Requirement –
Pick out the lines containing "title".

Records supplied –
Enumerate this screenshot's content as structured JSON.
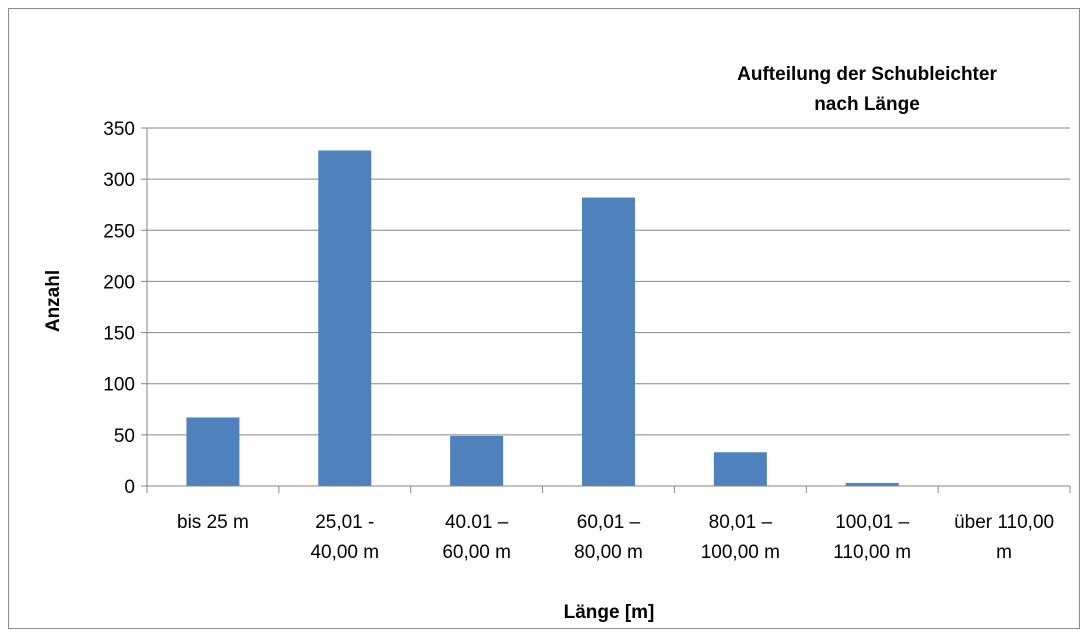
{
  "chart_data": {
    "type": "bar",
    "title": [
      "Aufteilung der Schubleichter",
      "nach Länge"
    ],
    "xlabel": "Länge [m]",
    "ylabel": "Anzahl",
    "ylim": [
      0,
      350
    ],
    "yticks": [
      0,
      50,
      100,
      150,
      200,
      250,
      300,
      350
    ],
    "categories": [
      [
        "bis 25 m"
      ],
      [
        "25,01 -",
        "40,00 m"
      ],
      [
        "40.01 –",
        "60,00 m"
      ],
      [
        "60,01 –",
        "80,00 m"
      ],
      [
        "80,01 –",
        "100,00 m"
      ],
      [
        "100,01 –",
        "110,00 m"
      ],
      [
        "über 110,00",
        "m"
      ]
    ],
    "values": [
      67,
      328,
      49,
      282,
      33,
      3,
      0
    ],
    "grid": true,
    "legend": "none",
    "colors": {
      "bar": "#4f81bd",
      "grid": "#868686",
      "axis": "#868686",
      "text": "#000000"
    }
  }
}
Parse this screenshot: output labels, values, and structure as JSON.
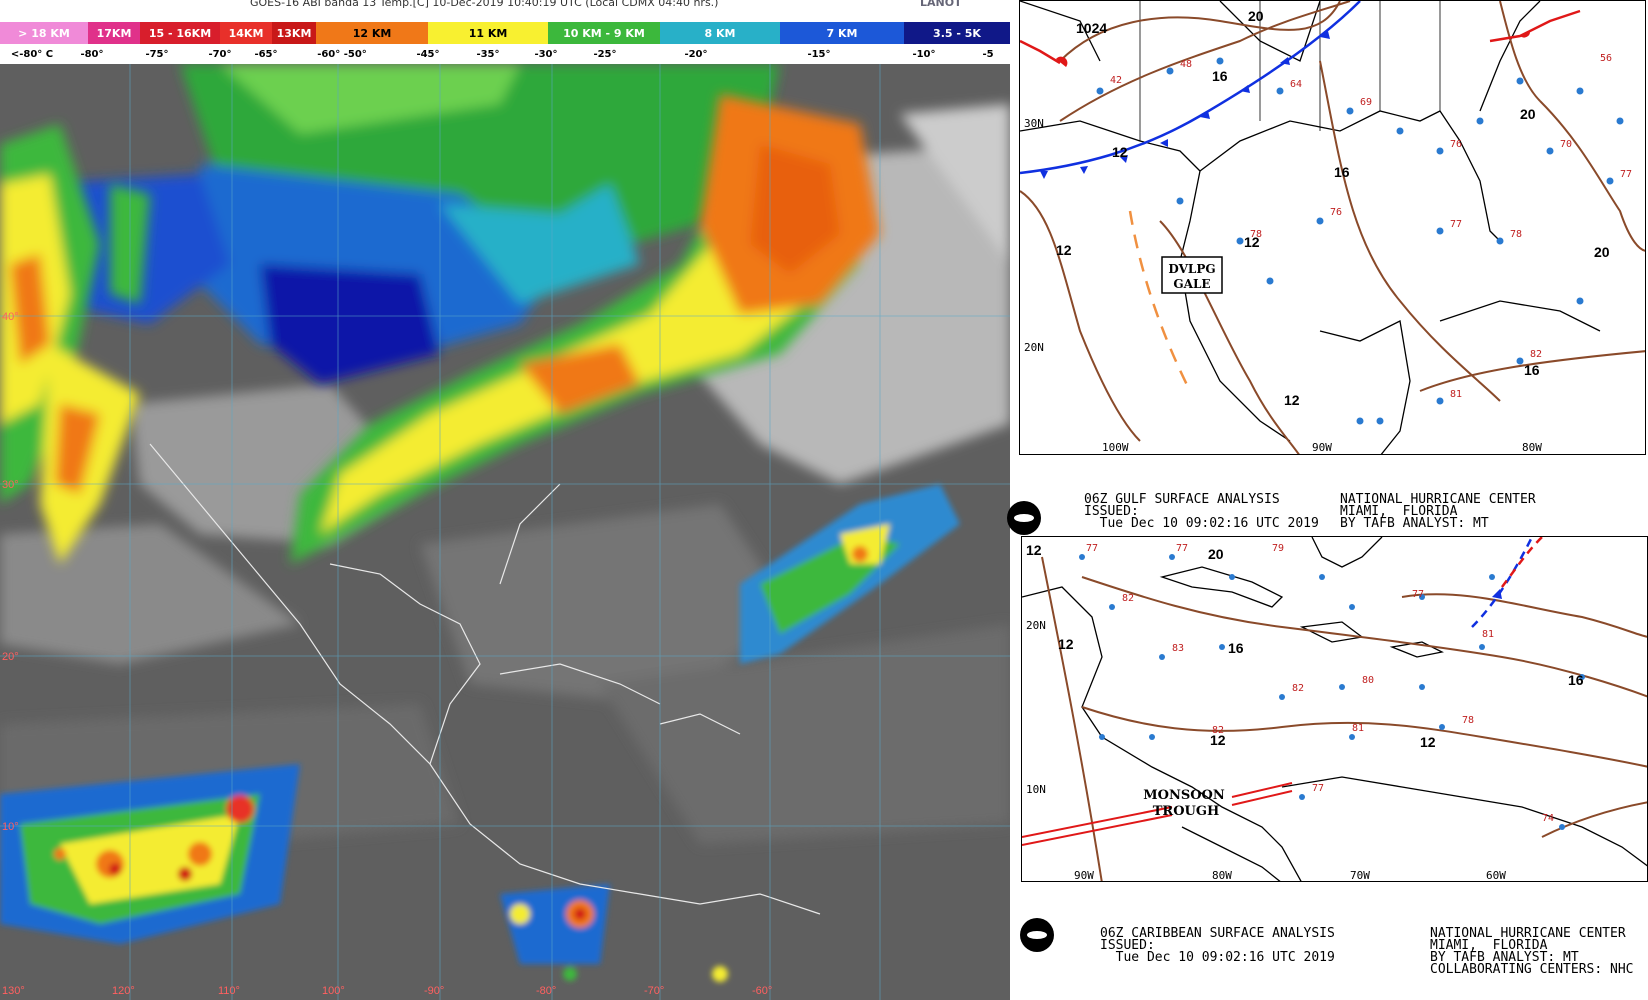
{
  "satellite": {
    "title": "GOES-16 ABI banda 13 Temp.[C] 10-Dec-2019 10:40:19 UTC (Local CDMX 04:40 hrs.)",
    "logo_text": "LANOT",
    "color_bar": [
      {
        "label": "> 18 KM",
        "bg": "#f08ad8",
        "fg": "#ffffff"
      },
      {
        "label": "17KM",
        "bg": "#e0318a",
        "fg": "#ffffff"
      },
      {
        "label": "15 - 16KM",
        "bg": "#d81e2c",
        "fg": "#ffffff"
      },
      {
        "label": "14KM",
        "bg": "#e8302a",
        "fg": "#ffffff"
      },
      {
        "label": "13KM",
        "bg": "#c81818",
        "fg": "#ffffff"
      },
      {
        "label": "12 KM",
        "bg": "#f07818",
        "fg": "#000000"
      },
      {
        "label": "11 KM",
        "bg": "#f8f030",
        "fg": "#000000"
      },
      {
        "label": "10 KM - 9 KM",
        "bg": "#3cb83c",
        "fg": "#ffffff"
      },
      {
        "label": "8 KM",
        "bg": "#28b0c8",
        "fg": "#ffffff"
      },
      {
        "label": "7 KM",
        "bg": "#1c58d8",
        "fg": "#ffffff"
      },
      {
        "label": "3.5 - 5K",
        "bg": "#101888",
        "fg": "#ffffff"
      }
    ],
    "temps": [
      "<-80° C",
      "-80°",
      "-75°",
      "-70°",
      "-65°",
      "-60°  -50°",
      "-45°",
      "-35°",
      "-30°",
      "-25°",
      "-20°",
      "-15°",
      "-10°",
      "-5"
    ],
    "lon_labels": [
      "130°",
      "120°",
      "110°",
      "100°",
      "-90°",
      "-80°",
      "-70°",
      "-60°"
    ],
    "lat_labels": [
      "40°",
      "30°",
      "20°",
      "10°"
    ]
  },
  "gulf_chart": {
    "pressure_labels": [
      "1024",
      "20",
      "16",
      "12",
      "12",
      "16",
      "12",
      "20",
      "20",
      "16",
      "12"
    ],
    "box_line1": "DVLPG",
    "box_line2": "GALE",
    "lat_labels": [
      "30N",
      "20N"
    ],
    "lon_labels": [
      "100W",
      "90W",
      "80W"
    ],
    "caption_left": "06Z GULF SURFACE ANALYSIS\nISSUED:\n  Tue Dec 10 09:02:16 UTC 2019",
    "caption_right": "NATIONAL HURRICANE CENTER\nMIAMI,  FLORIDA\nBY TAFB ANALYST: MT"
  },
  "carib_chart": {
    "pressure_labels": [
      "12",
      "20",
      "16",
      "16",
      "12",
      "12",
      "12"
    ],
    "trough_line1": "MONSOON",
    "trough_line2": "TROUGH",
    "lat_labels": [
      "20N",
      "10N"
    ],
    "lon_labels": [
      "90W",
      "80W",
      "70W",
      "60W"
    ],
    "caption_left": "06Z CARIBBEAN SURFACE ANALYSIS\nISSUED:\n  Tue Dec 10 09:02:16 UTC 2019",
    "caption_right": "NATIONAL HURRICANE CENTER\nMIAMI,  FLORIDA\nBY TAFB ANALYST: MT\nCOLLABORATING CENTERS: NHC"
  },
  "colors": {
    "isobar": "#8a4a2a",
    "cold_front": "#1030e0",
    "warm_front": "#e01818",
    "station_blue": "#2a7ad0",
    "station_red": "#c02020"
  }
}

Completed exercise –
    "title": [
    "title": "GOES-16 ABI banda 13 Temp.[C] 10-Dec-2019 10:40:19 UTC (Local CDMX 04:40 hrs.)",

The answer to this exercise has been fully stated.